-- start of DATASET ENTRIES --
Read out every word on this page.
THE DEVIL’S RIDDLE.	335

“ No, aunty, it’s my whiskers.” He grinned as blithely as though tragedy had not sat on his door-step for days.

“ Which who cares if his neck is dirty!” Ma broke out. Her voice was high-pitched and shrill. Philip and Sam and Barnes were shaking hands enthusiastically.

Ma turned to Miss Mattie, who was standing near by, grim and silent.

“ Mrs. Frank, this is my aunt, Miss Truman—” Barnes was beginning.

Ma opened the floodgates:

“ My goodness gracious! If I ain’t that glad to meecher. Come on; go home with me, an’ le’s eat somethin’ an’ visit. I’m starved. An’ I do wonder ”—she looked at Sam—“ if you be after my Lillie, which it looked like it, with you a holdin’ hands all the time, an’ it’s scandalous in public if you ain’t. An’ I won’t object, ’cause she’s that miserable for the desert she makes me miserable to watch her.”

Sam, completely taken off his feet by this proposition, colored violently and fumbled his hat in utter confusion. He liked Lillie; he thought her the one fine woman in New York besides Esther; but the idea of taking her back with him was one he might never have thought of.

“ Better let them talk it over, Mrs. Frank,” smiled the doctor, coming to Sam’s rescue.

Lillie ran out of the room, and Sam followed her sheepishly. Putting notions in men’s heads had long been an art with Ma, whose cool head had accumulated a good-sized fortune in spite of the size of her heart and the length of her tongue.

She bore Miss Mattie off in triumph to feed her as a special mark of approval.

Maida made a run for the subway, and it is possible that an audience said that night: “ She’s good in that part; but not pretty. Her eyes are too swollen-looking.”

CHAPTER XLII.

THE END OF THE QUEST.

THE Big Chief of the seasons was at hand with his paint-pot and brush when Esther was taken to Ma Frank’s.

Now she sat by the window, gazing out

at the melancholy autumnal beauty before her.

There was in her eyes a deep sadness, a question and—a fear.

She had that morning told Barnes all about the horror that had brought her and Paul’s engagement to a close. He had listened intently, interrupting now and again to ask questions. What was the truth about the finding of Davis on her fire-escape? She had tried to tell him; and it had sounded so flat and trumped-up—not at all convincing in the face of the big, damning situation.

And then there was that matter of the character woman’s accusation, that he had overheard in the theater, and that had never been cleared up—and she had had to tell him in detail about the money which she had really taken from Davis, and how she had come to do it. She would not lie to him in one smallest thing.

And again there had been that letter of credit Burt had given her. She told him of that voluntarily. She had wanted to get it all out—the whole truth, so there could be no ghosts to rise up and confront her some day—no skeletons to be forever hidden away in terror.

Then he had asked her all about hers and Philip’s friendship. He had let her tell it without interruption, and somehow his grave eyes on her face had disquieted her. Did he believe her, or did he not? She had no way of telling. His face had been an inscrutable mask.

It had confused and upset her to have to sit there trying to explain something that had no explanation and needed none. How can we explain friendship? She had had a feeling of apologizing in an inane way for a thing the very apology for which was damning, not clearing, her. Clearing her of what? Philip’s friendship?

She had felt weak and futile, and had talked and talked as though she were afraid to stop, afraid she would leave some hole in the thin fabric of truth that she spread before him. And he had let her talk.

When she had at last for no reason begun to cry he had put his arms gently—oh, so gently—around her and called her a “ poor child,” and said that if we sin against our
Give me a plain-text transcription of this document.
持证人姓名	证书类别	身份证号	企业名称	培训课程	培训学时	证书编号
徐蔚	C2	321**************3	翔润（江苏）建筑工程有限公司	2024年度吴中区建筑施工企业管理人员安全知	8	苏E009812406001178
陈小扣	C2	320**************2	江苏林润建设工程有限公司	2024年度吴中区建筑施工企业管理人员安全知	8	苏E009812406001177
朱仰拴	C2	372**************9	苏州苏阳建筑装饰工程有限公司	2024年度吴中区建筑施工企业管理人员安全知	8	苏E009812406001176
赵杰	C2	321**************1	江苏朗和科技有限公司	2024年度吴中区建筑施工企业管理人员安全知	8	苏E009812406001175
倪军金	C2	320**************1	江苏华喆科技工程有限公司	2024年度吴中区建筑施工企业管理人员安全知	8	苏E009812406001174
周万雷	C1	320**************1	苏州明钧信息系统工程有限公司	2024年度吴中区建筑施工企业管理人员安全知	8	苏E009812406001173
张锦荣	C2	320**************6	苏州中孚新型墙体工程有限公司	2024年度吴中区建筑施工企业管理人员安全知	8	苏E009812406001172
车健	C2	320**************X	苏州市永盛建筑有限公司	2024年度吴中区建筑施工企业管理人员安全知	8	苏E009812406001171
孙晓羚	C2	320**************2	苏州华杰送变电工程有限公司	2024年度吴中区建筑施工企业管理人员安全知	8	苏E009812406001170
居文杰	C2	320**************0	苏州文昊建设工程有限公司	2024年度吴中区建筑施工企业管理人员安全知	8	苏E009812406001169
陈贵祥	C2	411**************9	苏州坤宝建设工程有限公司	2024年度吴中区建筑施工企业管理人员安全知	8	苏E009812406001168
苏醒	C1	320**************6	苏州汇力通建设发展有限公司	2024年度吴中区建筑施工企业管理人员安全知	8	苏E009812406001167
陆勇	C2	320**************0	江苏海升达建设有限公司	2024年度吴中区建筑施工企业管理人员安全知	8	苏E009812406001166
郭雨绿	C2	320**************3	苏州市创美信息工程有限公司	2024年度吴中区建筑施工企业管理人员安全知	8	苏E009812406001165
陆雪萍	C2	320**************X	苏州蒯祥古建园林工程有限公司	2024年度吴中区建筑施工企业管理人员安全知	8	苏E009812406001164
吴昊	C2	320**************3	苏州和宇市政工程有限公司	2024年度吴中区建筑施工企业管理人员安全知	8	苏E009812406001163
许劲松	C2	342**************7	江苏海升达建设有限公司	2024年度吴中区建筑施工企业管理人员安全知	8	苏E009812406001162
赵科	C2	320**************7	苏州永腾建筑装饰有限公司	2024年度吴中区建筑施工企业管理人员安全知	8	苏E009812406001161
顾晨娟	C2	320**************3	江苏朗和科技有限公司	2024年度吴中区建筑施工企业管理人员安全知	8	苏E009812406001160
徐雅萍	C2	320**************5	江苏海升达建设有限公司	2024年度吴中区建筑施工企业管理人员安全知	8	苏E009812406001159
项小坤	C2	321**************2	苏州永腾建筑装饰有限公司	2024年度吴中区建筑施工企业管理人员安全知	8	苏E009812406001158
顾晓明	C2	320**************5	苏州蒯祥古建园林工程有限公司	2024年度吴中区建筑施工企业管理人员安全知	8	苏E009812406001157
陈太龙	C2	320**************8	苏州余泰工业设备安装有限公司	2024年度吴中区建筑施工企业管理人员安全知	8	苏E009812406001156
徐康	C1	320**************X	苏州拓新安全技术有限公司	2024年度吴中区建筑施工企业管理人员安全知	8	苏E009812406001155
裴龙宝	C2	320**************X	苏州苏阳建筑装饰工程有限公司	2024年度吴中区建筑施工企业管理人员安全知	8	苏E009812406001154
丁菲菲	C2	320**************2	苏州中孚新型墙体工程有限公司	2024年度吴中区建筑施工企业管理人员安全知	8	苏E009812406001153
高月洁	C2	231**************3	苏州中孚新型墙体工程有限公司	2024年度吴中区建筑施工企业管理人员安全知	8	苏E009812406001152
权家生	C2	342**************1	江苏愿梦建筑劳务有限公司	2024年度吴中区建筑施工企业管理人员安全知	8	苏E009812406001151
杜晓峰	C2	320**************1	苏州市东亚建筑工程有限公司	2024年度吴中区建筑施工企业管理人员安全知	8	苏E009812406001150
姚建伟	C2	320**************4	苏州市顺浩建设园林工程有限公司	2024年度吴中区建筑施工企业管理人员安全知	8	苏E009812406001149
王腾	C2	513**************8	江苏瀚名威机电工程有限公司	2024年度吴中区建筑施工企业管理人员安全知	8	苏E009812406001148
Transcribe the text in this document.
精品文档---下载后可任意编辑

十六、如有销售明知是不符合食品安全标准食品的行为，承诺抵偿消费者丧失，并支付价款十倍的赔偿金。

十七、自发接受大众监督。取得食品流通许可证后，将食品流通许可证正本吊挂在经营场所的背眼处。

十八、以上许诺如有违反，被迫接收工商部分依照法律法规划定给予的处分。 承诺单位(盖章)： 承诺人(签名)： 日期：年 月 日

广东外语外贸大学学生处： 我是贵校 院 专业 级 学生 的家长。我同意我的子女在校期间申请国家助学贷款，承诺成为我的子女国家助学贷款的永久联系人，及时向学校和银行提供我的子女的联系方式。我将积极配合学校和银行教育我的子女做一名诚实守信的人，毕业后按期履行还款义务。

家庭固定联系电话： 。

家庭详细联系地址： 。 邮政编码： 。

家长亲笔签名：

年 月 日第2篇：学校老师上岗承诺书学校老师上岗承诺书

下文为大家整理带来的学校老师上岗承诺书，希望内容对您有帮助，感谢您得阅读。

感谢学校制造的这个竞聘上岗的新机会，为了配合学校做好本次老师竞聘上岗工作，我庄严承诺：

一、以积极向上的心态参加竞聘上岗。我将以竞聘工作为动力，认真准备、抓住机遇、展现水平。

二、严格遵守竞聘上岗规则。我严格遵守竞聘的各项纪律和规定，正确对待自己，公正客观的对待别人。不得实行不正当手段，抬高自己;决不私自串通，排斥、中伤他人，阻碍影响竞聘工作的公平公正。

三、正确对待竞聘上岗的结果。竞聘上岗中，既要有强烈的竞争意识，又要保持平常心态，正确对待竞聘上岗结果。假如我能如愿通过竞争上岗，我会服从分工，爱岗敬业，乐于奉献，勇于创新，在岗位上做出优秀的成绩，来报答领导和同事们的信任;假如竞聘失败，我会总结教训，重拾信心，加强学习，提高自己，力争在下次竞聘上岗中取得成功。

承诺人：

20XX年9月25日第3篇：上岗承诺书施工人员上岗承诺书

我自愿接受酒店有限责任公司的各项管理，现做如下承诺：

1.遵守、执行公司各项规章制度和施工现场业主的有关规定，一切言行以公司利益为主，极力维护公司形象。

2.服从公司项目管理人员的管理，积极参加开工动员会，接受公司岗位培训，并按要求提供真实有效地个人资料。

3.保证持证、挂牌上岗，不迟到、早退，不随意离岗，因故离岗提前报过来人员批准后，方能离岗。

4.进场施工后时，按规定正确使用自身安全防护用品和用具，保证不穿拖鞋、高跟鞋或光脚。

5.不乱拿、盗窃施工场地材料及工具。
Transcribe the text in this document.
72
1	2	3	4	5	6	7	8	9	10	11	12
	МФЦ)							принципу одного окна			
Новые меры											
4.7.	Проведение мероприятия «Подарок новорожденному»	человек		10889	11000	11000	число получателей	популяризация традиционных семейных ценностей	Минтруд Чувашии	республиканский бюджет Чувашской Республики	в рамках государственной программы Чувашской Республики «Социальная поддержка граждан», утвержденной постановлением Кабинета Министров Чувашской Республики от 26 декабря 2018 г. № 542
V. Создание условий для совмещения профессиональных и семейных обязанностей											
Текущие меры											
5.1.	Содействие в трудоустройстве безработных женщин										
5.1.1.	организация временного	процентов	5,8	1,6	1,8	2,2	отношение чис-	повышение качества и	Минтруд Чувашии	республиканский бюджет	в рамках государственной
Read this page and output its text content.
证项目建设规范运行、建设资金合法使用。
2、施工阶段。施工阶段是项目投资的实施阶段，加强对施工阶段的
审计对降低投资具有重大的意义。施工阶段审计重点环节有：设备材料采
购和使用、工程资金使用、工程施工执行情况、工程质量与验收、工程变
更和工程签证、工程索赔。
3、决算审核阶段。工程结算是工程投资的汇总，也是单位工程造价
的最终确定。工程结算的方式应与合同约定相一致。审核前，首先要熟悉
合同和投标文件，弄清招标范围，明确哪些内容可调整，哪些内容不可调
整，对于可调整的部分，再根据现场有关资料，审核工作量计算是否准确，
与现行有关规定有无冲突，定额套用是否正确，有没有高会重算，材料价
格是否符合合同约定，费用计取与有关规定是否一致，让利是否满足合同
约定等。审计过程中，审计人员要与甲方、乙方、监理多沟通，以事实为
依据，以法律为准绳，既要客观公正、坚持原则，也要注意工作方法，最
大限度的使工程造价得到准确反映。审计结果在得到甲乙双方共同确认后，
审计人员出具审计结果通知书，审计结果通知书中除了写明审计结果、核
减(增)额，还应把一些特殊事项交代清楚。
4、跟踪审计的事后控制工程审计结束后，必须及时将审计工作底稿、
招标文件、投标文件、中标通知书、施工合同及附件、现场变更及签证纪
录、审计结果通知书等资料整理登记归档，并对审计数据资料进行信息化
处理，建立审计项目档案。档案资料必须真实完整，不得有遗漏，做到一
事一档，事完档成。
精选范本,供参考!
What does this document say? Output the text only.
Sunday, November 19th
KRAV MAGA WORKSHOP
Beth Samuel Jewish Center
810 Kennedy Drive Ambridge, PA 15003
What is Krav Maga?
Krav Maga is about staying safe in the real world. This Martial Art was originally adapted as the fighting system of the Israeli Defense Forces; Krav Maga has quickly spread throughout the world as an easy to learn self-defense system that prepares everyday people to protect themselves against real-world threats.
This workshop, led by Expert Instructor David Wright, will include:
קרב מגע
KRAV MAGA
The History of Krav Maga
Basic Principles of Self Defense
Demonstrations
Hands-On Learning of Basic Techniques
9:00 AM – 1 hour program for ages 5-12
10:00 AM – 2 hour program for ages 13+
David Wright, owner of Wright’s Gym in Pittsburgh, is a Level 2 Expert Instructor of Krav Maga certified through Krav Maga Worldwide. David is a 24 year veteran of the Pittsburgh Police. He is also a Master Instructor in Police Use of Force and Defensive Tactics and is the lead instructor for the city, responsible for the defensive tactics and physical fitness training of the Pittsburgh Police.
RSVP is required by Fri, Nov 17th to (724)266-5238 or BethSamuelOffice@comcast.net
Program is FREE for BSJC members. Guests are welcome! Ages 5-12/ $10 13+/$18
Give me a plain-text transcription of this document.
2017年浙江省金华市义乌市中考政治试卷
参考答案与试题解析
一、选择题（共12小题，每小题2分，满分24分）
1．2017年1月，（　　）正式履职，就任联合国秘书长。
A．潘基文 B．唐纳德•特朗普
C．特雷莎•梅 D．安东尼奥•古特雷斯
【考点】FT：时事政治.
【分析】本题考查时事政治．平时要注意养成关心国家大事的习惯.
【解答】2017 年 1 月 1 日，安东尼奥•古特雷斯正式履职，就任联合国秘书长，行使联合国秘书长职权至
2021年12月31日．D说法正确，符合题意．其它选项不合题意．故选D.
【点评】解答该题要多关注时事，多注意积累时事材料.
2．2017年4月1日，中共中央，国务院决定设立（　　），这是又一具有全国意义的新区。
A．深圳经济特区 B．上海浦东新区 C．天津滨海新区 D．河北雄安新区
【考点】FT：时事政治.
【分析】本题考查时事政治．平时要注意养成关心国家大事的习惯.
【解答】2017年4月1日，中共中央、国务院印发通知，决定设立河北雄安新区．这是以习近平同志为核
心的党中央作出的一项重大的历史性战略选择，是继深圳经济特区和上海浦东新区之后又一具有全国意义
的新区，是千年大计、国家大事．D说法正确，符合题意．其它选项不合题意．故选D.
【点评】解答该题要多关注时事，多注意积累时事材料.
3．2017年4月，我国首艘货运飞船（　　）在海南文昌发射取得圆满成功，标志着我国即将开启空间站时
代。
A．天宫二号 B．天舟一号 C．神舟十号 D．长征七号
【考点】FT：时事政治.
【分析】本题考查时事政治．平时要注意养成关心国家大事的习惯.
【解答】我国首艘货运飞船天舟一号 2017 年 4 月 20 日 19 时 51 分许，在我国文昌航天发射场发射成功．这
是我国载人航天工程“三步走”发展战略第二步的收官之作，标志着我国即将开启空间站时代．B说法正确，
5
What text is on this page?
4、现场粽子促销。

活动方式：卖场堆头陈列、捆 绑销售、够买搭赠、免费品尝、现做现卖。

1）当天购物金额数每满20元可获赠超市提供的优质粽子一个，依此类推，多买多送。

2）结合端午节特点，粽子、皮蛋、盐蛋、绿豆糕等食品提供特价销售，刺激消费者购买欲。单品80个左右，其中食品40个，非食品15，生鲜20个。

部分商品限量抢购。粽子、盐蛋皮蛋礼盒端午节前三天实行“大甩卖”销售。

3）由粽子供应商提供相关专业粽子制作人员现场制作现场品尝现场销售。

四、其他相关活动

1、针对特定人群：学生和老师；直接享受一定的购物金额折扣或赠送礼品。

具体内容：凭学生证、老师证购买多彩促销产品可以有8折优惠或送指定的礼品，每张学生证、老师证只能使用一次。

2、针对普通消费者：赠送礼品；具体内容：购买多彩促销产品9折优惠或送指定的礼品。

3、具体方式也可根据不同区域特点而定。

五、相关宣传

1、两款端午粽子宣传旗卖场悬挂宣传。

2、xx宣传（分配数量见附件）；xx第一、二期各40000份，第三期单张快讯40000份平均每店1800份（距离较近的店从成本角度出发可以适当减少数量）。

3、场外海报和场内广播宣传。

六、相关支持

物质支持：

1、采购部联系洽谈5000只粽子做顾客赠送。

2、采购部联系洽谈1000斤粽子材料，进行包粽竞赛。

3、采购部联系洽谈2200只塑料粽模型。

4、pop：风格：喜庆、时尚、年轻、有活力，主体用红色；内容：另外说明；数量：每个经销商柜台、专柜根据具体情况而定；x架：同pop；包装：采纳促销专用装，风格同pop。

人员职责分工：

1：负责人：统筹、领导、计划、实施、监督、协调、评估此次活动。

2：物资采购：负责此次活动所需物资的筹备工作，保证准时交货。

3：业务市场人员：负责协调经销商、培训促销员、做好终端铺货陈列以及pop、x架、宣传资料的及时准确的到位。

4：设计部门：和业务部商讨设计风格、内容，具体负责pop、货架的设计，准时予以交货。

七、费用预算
-- end of DATASET ENTRIES --
→ TASK TO COMPLETE
Repeat exactly, and only, the lines from the one containing "What text is on this page?" through the end of the material.

→ COMPLETE RESPONSE
What text is on this page?
4、现场粽子促销。

活动方式：卖场堆头陈列、捆 绑销售、够买搭赠、免费品尝、现做现卖。

1）当天购物金额数每满20元可获赠超市提供的优质粽子一个，依此类推，多买多送。

2）结合端午节特点，粽子、皮蛋、盐蛋、绿豆糕等食品提供特价销售，刺激消费者购买欲。单品80个左右，其中食品40个，非食品15，生鲜20个。

部分商品限量抢购。粽子、盐蛋皮蛋礼盒端午节前三天实行“大甩卖”销售。

3）由粽子供应商提供相关专业粽子制作人员现场制作现场品尝现场销售。

四、其他相关活动

1、针对特定人群：学生和老师；直接享受一定的购物金额折扣或赠送礼品。

具体内容：凭学生证、老师证购买多彩促销产品可以有8折优惠或送指定的礼品，每张学生证、老师证只能使用一次。

2、针对普通消费者：赠送礼品；具体内容：购买多彩促销产品9折优惠或送指定的礼品。

3、具体方式也可根据不同区域特点而定。

五、相关宣传

1、两款端午粽子宣传旗卖场悬挂宣传。

2、xx宣传（分配数量见附件）；xx第一、二期各40000份，第三期单张快讯40000份平均每店1800份（距离较近的店从成本角度出发可以适当减少数量）。

3、场外海报和场内广播宣传。

六、相关支持

物质支持：

1、采购部联系洽谈5000只粽子做顾客赠送。

2、采购部联系洽谈1000斤粽子材料，进行包粽竞赛。

3、采购部联系洽谈2200只塑料粽模型。

4、pop：风格：喜庆、时尚、年轻、有活力，主体用红色；内容：另外说明；数量：每个经销商柜台、专柜根据具体情况而定；x架：同pop；包装：采纳促销专用装，风格同pop。

人员职责分工：

1：负责人：统筹、领导、计划、实施、监督、协调、评估此次活动。

2：物资采购：负责此次活动所需物资的筹备工作，保证准时交货。

3：业务市场人员：负责协调经销商、培训促销员、做好终端铺货陈列以及pop、x架、宣传资料的及时准确的到位。

4：设计部门：和业务部商讨设计风格、内容，具体负责pop、货架的设计，准时予以交货。

七、费用预算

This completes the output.